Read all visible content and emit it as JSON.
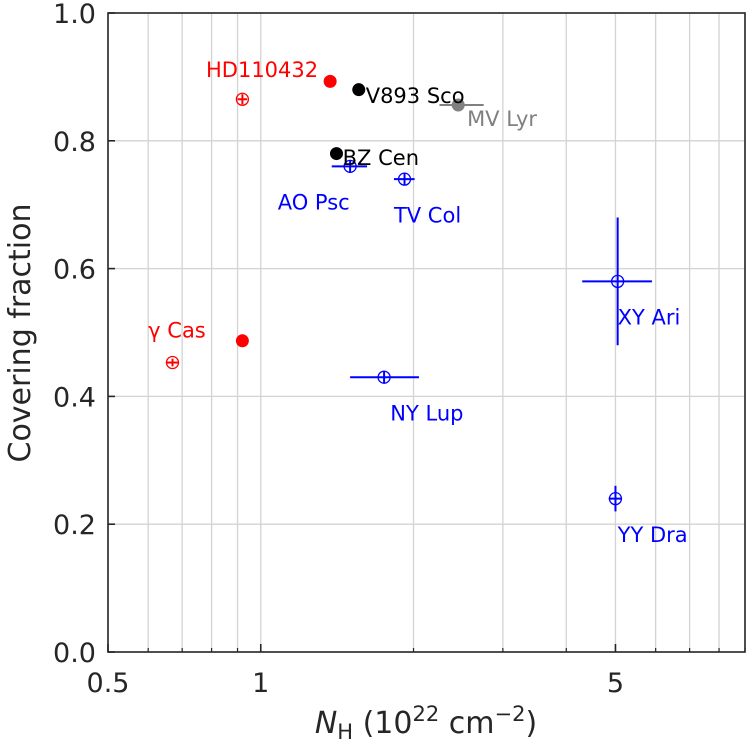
{
  "chart_data": {
    "type": "scatter",
    "title": "",
    "xlabel": {
      "symbol": "N",
      "subscript": "H",
      "units_pre": " (10",
      "units_exp": "22",
      "units_mid": " cm",
      "units_exp2": "−2",
      "units_post": ")"
    },
    "ylabel": "Covering fraction",
    "xscale": "log",
    "xlim": [
      0.5,
      9.0
    ],
    "ylim": [
      0.0,
      1.0
    ],
    "grid": true,
    "x_ticks": [
      {
        "value": 0.5,
        "label": "0.5"
      },
      {
        "value": 1,
        "label": "1"
      },
      {
        "value": 5,
        "label": "5"
      }
    ],
    "x_minor_ticks": [
      0.6,
      0.7,
      0.8,
      0.9,
      2,
      3,
      4,
      6,
      7,
      8,
      9
    ],
    "y_ticks": [
      {
        "value": 0.0,
        "label": "0.0"
      },
      {
        "value": 0.2,
        "label": "0.2"
      },
      {
        "value": 0.4,
        "label": "0.4"
      },
      {
        "value": 0.6,
        "label": "0.6"
      },
      {
        "value": 0.8,
        "label": "0.8"
      },
      {
        "value": 1.0,
        "label": "1.0"
      }
    ],
    "colors": {
      "red": "#ff0000",
      "black": "#000000",
      "gray": "#808080",
      "blue": "#0000ff"
    },
    "points": [
      {
        "id": "hd110432-filled",
        "x": 1.37,
        "y": 0.893,
        "color": "red",
        "marker": "filled",
        "xerr": [
          0.02,
          0.02
        ],
        "yerr": [
          0.006,
          0.006
        ]
      },
      {
        "id": "hd110432-open",
        "x": 0.92,
        "y": 0.865,
        "color": "red",
        "marker": "open",
        "xerr": [
          0.02,
          0.02
        ],
        "yerr": [
          0.008,
          0.008
        ]
      },
      {
        "id": "gamma-cas-filled",
        "x": 0.92,
        "y": 0.487,
        "color": "red",
        "marker": "filled",
        "xerr": [
          0,
          0
        ],
        "yerr": [
          0,
          0
        ]
      },
      {
        "id": "gamma-cas-open",
        "x": 0.67,
        "y": 0.453,
        "color": "red",
        "marker": "open",
        "xerr": [
          0.02,
          0.02
        ],
        "yerr": [
          0.006,
          0.006
        ]
      },
      {
        "id": "v893-sco",
        "x": 1.56,
        "y": 0.88,
        "color": "black",
        "marker": "filled",
        "xerr": [
          0.02,
          0.02
        ],
        "yerr": [
          0.007,
          0.007
        ]
      },
      {
        "id": "bz-cen",
        "x": 1.41,
        "y": 0.78,
        "color": "black",
        "marker": "filled",
        "xerr": [
          0.02,
          0.02
        ],
        "yerr": [
          0.007,
          0.007
        ]
      },
      {
        "id": "mv-lyr",
        "x": 2.45,
        "y": 0.856,
        "color": "gray",
        "marker": "filled",
        "xerr": [
          0.2,
          0.3
        ],
        "yerr": [
          0.01,
          0.01
        ]
      },
      {
        "id": "ao-psc",
        "x": 1.5,
        "y": 0.76,
        "color": "blue",
        "marker": "open",
        "xerr": [
          0.12,
          0.12
        ],
        "yerr": [
          0.01,
          0.01
        ]
      },
      {
        "id": "tv-col",
        "x": 1.92,
        "y": 0.74,
        "color": "blue",
        "marker": "open",
        "xerr": [
          0.09,
          0.09
        ],
        "yerr": [
          0.01,
          0.01
        ]
      },
      {
        "id": "xy-ari",
        "x": 5.05,
        "y": 0.58,
        "color": "blue",
        "marker": "open",
        "xerr": [
          0.75,
          0.85
        ],
        "yerr": [
          0.1,
          0.1
        ]
      },
      {
        "id": "ny-lup",
        "x": 1.75,
        "y": 0.43,
        "color": "blue",
        "marker": "open",
        "xerr": [
          0.25,
          0.3
        ],
        "yerr": [
          0.01,
          0.01
        ]
      },
      {
        "id": "yy-dra",
        "x": 5.0,
        "y": 0.24,
        "color": "blue",
        "marker": "open",
        "xerr": [
          0.15,
          0.15
        ],
        "yerr": [
          0.02,
          0.02
        ]
      }
    ],
    "annotations": [
      {
        "text": "HD110432",
        "x": 0.78,
        "y": 0.912,
        "color": "red"
      },
      {
        "text": "V893 Sco",
        "x": 1.61,
        "y": 0.872,
        "color": "black"
      },
      {
        "text": "MV Lyr",
        "x": 2.55,
        "y": 0.836,
        "color": "gray"
      },
      {
        "text": "BZ Cen",
        "x": 1.45,
        "y": 0.775,
        "color": "black"
      },
      {
        "text": "AO Psc",
        "x": 1.08,
        "y": 0.705,
        "color": "blue"
      },
      {
        "text": "TV Col",
        "x": 1.83,
        "y": 0.685,
        "color": "blue"
      },
      {
        "text": "γ Cas",
        "x": 0.6,
        "y": 0.505,
        "color": "red"
      },
      {
        "text": "XY Ari",
        "x": 5.05,
        "y": 0.525,
        "color": "blue"
      },
      {
        "text": "NY Lup",
        "x": 1.8,
        "y": 0.375,
        "color": "blue"
      },
      {
        "text": "YY Dra",
        "x": 5.05,
        "y": 0.185,
        "color": "blue"
      }
    ]
  }
}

-------

REQUIRED TASK = Would you mind returning each entry above word for word, skipping the images?

RESULT =
Read all visible content and emit it as JSON.
{
  "chart_data": {
    "type": "scatter",
    "title": "",
    "xlabel": {
      "symbol": "N",
      "subscript": "H",
      "units_pre": " (10",
      "units_exp": "22",
      "units_mid": " cm",
      "units_exp2": "−2",
      "units_post": ")"
    },
    "ylabel": "Covering fraction",
    "xscale": "log",
    "xlim": [
      0.5,
      9.0
    ],
    "ylim": [
      0.0,
      1.0
    ],
    "grid": true,
    "x_ticks": [
      {
        "value": 0.5,
        "label": "0.5"
      },
      {
        "value": 1,
        "label": "1"
      },
      {
        "value": 5,
        "label": "5"
      }
    ],
    "x_minor_ticks": [
      0.6,
      0.7,
      0.8,
      0.9,
      2,
      3,
      4,
      6,
      7,
      8,
      9
    ],
    "y_ticks": [
      {
        "value": 0.0,
        "label": "0.0"
      },
      {
        "value": 0.2,
        "label": "0.2"
      },
      {
        "value": 0.4,
        "label": "0.4"
      },
      {
        "value": 0.6,
        "label": "0.6"
      },
      {
        "value": 0.8,
        "label": "0.8"
      },
      {
        "value": 1.0,
        "label": "1.0"
      }
    ],
    "colors": {
      "red": "#ff0000",
      "black": "#000000",
      "gray": "#808080",
      "blue": "#0000ff"
    },
    "points": [
      {
        "id": "hd110432-filled",
        "x": 1.37,
        "y": 0.893,
        "color": "red",
        "marker": "filled",
        "xerr": [
          0.02,
          0.02
        ],
        "yerr": [
          0.006,
          0.006
        ]
      },
      {
        "id": "hd110432-open",
        "x": 0.92,
        "y": 0.865,
        "color": "red",
        "marker": "open",
        "xerr": [
          0.02,
          0.02
        ],
        "yerr": [
          0.008,
          0.008
        ]
      },
      {
        "id": "gamma-cas-filled",
        "x": 0.92,
        "y": 0.487,
        "color": "red",
        "marker": "filled",
        "xerr": [
          0,
          0
        ],
        "yerr": [
          0,
          0
        ]
      },
      {
        "id": "gamma-cas-open",
        "x": 0.67,
        "y": 0.453,
        "color": "red",
        "marker": "open",
        "xerr": [
          0.02,
          0.02
        ],
        "yerr": [
          0.006,
          0.006
        ]
      },
      {
        "id": "v893-sco",
        "x": 1.56,
        "y": 0.88,
        "color": "black",
        "marker": "filled",
        "xerr": [
          0.02,
          0.02
        ],
        "yerr": [
          0.007,
          0.007
        ]
      },
      {
        "id": "bz-cen",
        "x": 1.41,
        "y": 0.78,
        "color": "black",
        "marker": "filled",
        "xerr": [
          0.02,
          0.02
        ],
        "yerr": [
          0.007,
          0.007
        ]
      },
      {
        "id": "mv-lyr",
        "x": 2.45,
        "y": 0.856,
        "color": "gray",
        "marker": "filled",
        "xerr": [
          0.2,
          0.3
        ],
        "yerr": [
          0.01,
          0.01
        ]
      },
      {
        "id": "ao-psc",
        "x": 1.5,
        "y": 0.76,
        "color": "blue",
        "marker": "open",
        "xerr": [
          0.12,
          0.12
        ],
        "yerr": [
          0.01,
          0.01
        ]
      },
      {
        "id": "tv-col",
        "x": 1.92,
        "y": 0.74,
        "color": "blue",
        "marker": "open",
        "xerr": [
          0.09,
          0.09
        ],
        "yerr": [
          0.01,
          0.01
        ]
      },
      {
        "id": "xy-ari",
        "x": 5.05,
        "y": 0.58,
        "color": "blue",
        "marker": "open",
        "xerr": [
          0.75,
          0.85
        ],
        "yerr": [
          0.1,
          0.1
        ]
      },
      {
        "id": "ny-lup",
        "x": 1.75,
        "y": 0.43,
        "color": "blue",
        "marker": "open",
        "xerr": [
          0.25,
          0.3
        ],
        "yerr": [
          0.01,
          0.01
        ]
      },
      {
        "id": "yy-dra",
        "x": 5.0,
        "y": 0.24,
        "color": "blue",
        "marker": "open",
        "xerr": [
          0.15,
          0.15
        ],
        "yerr": [
          0.02,
          0.02
        ]
      }
    ],
    "annotations": [
      {
        "text": "HD110432",
        "x": 0.78,
        "y": 0.912,
        "color": "red"
      },
      {
        "text": "V893 Sco",
        "x": 1.61,
        "y": 0.872,
        "color": "black"
      },
      {
        "text": "MV Lyr",
        "x": 2.55,
        "y": 0.836,
        "color": "gray"
      },
      {
        "text": "BZ Cen",
        "x": 1.45,
        "y": 0.775,
        "color": "black"
      },
      {
        "text": "AO Psc",
        "x": 1.08,
        "y": 0.705,
        "color": "blue"
      },
      {
        "text": "TV Col",
        "x": 1.83,
        "y": 0.685,
        "color": "blue"
      },
      {
        "text": "γ Cas",
        "x": 0.6,
        "y": 0.505,
        "color": "red"
      },
      {
        "text": "XY Ari",
        "x": 5.05,
        "y": 0.525,
        "color": "blue"
      },
      {
        "text": "NY Lup",
        "x": 1.8,
        "y": 0.375,
        "color": "blue"
      },
      {
        "text": "YY Dra",
        "x": 5.05,
        "y": 0.185,
        "color": "blue"
      }
    ]
  }
}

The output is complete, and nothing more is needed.